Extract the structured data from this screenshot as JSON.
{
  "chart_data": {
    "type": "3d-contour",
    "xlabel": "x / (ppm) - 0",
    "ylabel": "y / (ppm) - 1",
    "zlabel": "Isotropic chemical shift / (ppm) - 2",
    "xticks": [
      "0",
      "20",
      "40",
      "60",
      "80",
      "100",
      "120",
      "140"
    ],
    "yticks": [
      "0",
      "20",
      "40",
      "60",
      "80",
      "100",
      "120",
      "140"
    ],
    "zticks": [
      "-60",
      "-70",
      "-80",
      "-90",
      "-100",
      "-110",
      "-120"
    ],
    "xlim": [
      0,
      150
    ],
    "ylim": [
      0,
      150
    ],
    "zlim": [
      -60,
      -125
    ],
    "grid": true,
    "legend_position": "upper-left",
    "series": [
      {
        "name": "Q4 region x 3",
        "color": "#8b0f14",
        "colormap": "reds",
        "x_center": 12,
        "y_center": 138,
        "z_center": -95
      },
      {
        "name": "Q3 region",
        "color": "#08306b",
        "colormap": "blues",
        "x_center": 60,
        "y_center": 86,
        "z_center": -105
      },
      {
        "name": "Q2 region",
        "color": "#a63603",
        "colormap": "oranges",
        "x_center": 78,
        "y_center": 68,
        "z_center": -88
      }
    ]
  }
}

---

Exercise brief ::
Write out the records shown above, exactly as they appear.

Solution below ::
Extract the structured data from this screenshot as JSON.
{
  "chart_data": {
    "type": "3d-contour",
    "xlabel": "x / (ppm) - 0",
    "ylabel": "y / (ppm) - 1",
    "zlabel": "Isotropic chemical shift / (ppm) - 2",
    "xticks": [
      "0",
      "20",
      "40",
      "60",
      "80",
      "100",
      "120",
      "140"
    ],
    "yticks": [
      "0",
      "20",
      "40",
      "60",
      "80",
      "100",
      "120",
      "140"
    ],
    "zticks": [
      "-60",
      "-70",
      "-80",
      "-90",
      "-100",
      "-110",
      "-120"
    ],
    "xlim": [
      0,
      150
    ],
    "ylim": [
      0,
      150
    ],
    "zlim": [
      -60,
      -125
    ],
    "grid": true,
    "legend_position": "upper-left",
    "series": [
      {
        "name": "Q4 region x 3",
        "color": "#8b0f14",
        "colormap": "reds",
        "x_center": 12,
        "y_center": 138,
        "z_center": -95
      },
      {
        "name": "Q3 region",
        "color": "#08306b",
        "colormap": "blues",
        "x_center": 60,
        "y_center": 86,
        "z_center": -105
      },
      {
        "name": "Q2 region",
        "color": "#a63603",
        "colormap": "oranges",
        "x_center": 78,
        "y_center": 68,
        "z_center": -88
      }
    ]
  }
}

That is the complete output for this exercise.